[Data extracted from a collection]
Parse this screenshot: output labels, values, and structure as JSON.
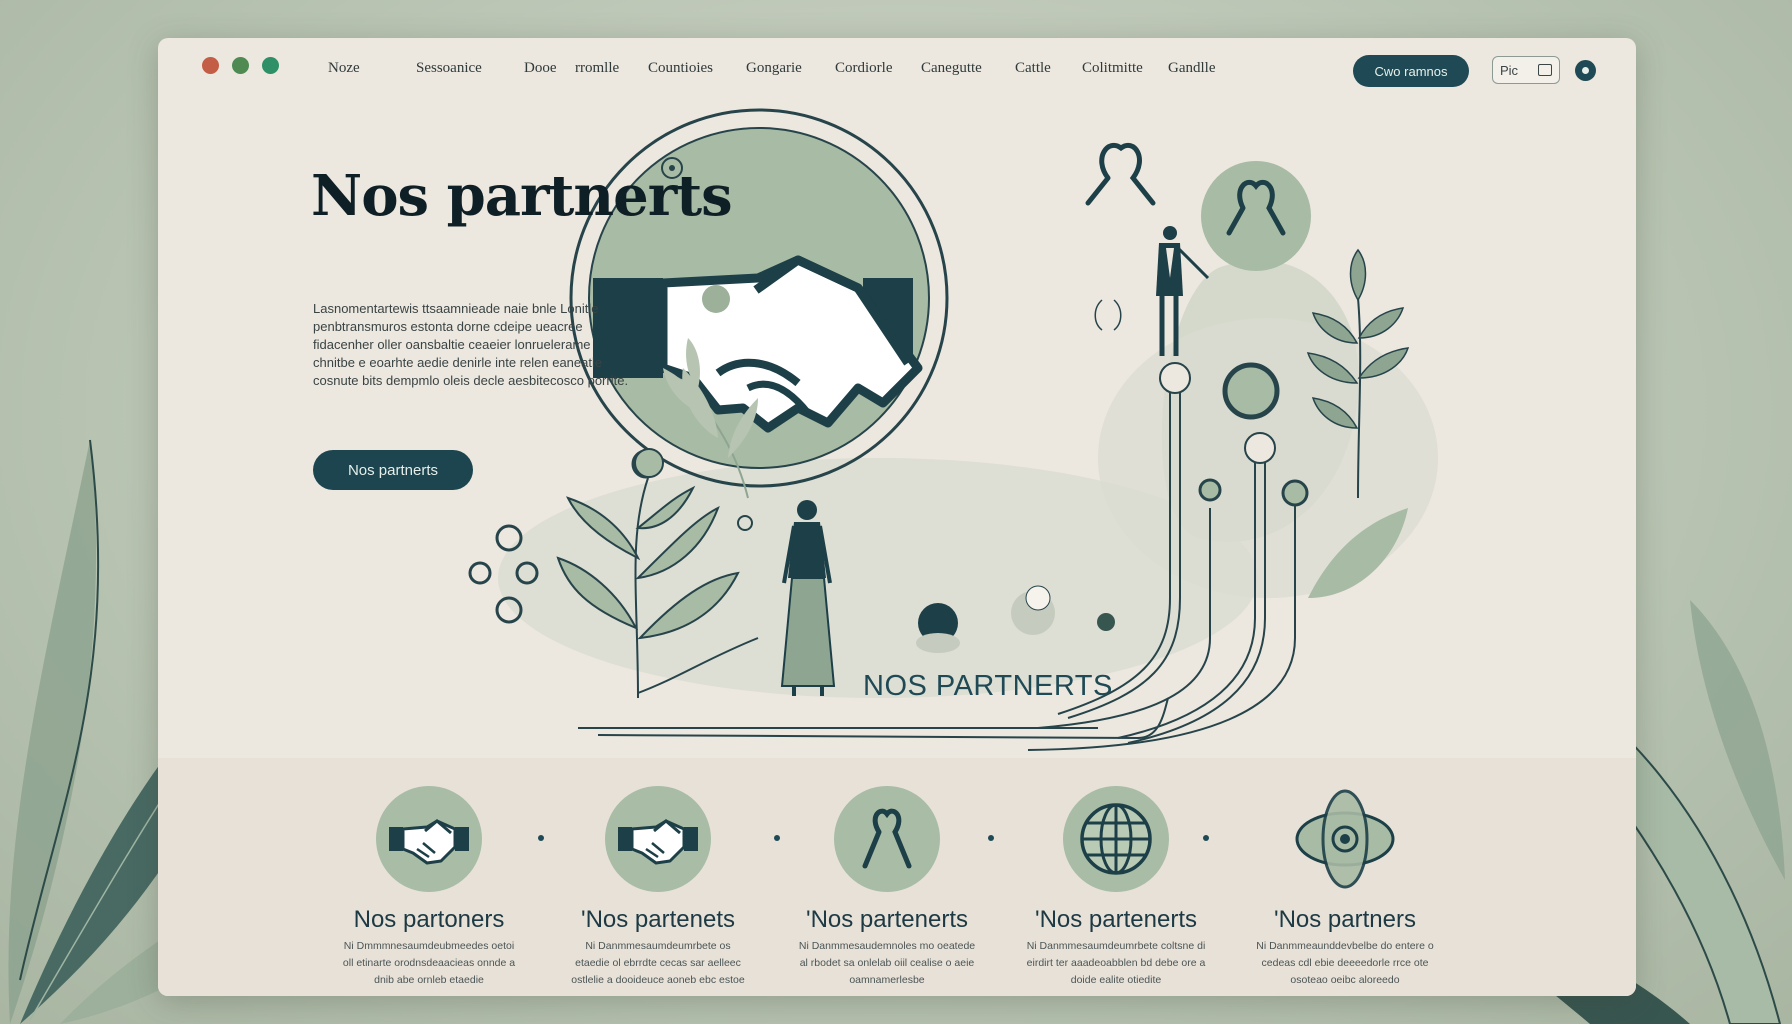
{
  "window": {
    "traffic_lights": [
      "#c35d45",
      "#4f8a52",
      "#2f8f66"
    ]
  },
  "nav": {
    "items": [
      "Noze",
      "Sessoanice",
      "Dooe",
      "rromlle",
      "Countioies",
      "Gongarie",
      "Cordiorle",
      "Canegutte",
      "Cattle",
      "Colitmitte",
      "Gandlle"
    ],
    "cta_label": "Cwo ramnos",
    "lang_label": "Pic",
    "colors": {
      "primary": "#1f4a55",
      "accent_green": "#a9bca5"
    }
  },
  "hero": {
    "title": "Nos partnerts",
    "paragraph": "Lasnomentartewis ttsaamnieade naie bnle Lonitle penbtransmuros estonta dorne cdeipe ueacree fidacenher oller oansbaltie ceaeier lonruelerame chnitbe e eoarhte aedie denirle inte relen eaneatle cosnute bits dempmlo oleis decle aesbitecosco porrite.",
    "button_label": "Nos partnerts",
    "illustration_caption": "NOS PARTNERTS"
  },
  "partners": [
    {
      "icon": "handshake-icon",
      "title": "Nos partoners",
      "desc": "Ni Dmmmnesaumdeubmeedes oetoi oll etinarte orodnsdeaacieas onnde a dnib abe ornleb etaedie"
    },
    {
      "icon": "handshake-icon",
      "title": "'Nos partenets",
      "desc": "Ni Danmmesaumdeumrbete os etaedie ol ebrrdte cecas sar aelleec ostlelie a dooideuce aoneb ebc estoe"
    },
    {
      "icon": "ribbon-icon",
      "title": "'Nos partenerts",
      "desc": "Ni Danmmesaudemnoles mo oeatede al rbodet sa onlelab oiil cealise o aeie oamnamerlesbe"
    },
    {
      "icon": "globe-icon",
      "title": "'Nos partenerts",
      "desc": "Ni Danmmesaumdeumrbete coltsne di eirdirt ter aaadeoabblen bd debe ore a doide ealite otiedite"
    },
    {
      "icon": "atom-icon",
      "title": "'Nos partners",
      "desc": "Ni Danmmeaunddevbelbe do entere o cedeas cdl ebie deeeedorle rrce ote osoteao oeibc aloreedo"
    }
  ]
}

To be done: All records must be output exactly as they are, except for the pictures, which are left out.

Expected output:
Parse this screenshot: output labels, values, and structure as JSON.
{
  "window": {
    "traffic_lights": [
      "#c35d45",
      "#4f8a52",
      "#2f8f66"
    ]
  },
  "nav": {
    "items": [
      "Noze",
      "Sessoanice",
      "Dooe",
      "rromlle",
      "Countioies",
      "Gongarie",
      "Cordiorle",
      "Canegutte",
      "Cattle",
      "Colitmitte",
      "Gandlle"
    ],
    "cta_label": "Cwo ramnos",
    "lang_label": "Pic",
    "colors": {
      "primary": "#1f4a55",
      "accent_green": "#a9bca5"
    }
  },
  "hero": {
    "title": "Nos partnerts",
    "paragraph": "Lasnomentartewis ttsaamnieade naie bnle Lonitle penbtransmuros estonta dorne cdeipe ueacree fidacenher oller oansbaltie ceaeier lonruelerame chnitbe e eoarhte aedie denirle inte relen eaneatle cosnute bits dempmlo oleis decle aesbitecosco porrite.",
    "button_label": "Nos partnerts",
    "illustration_caption": "NOS PARTNERTS"
  },
  "partners": [
    {
      "icon": "handshake-icon",
      "title": "Nos partoners",
      "desc": "Ni Dmmmnesaumdeubmeedes oetoi oll etinarte orodnsdeaacieas onnde a dnib abe ornleb etaedie"
    },
    {
      "icon": "handshake-icon",
      "title": "'Nos partenets",
      "desc": "Ni Danmmesaumdeumrbete os etaedie ol ebrrdte cecas sar aelleec ostlelie a dooideuce aoneb ebc estoe"
    },
    {
      "icon": "ribbon-icon",
      "title": "'Nos partenerts",
      "desc": "Ni Danmmesaudemnoles mo oeatede al rbodet sa onlelab oiil cealise o aeie oamnamerlesbe"
    },
    {
      "icon": "globe-icon",
      "title": "'Nos partenerts",
      "desc": "Ni Danmmesaumdeumrbete coltsne di eirdirt ter aaadeoabblen bd debe ore a doide ealite otiedite"
    },
    {
      "icon": "atom-icon",
      "title": "'Nos partners",
      "desc": "Ni Danmmeaunddevbelbe do entere o cedeas cdl ebie deeeedorle rrce ote osoteao oeibc aloreedo"
    }
  ]
}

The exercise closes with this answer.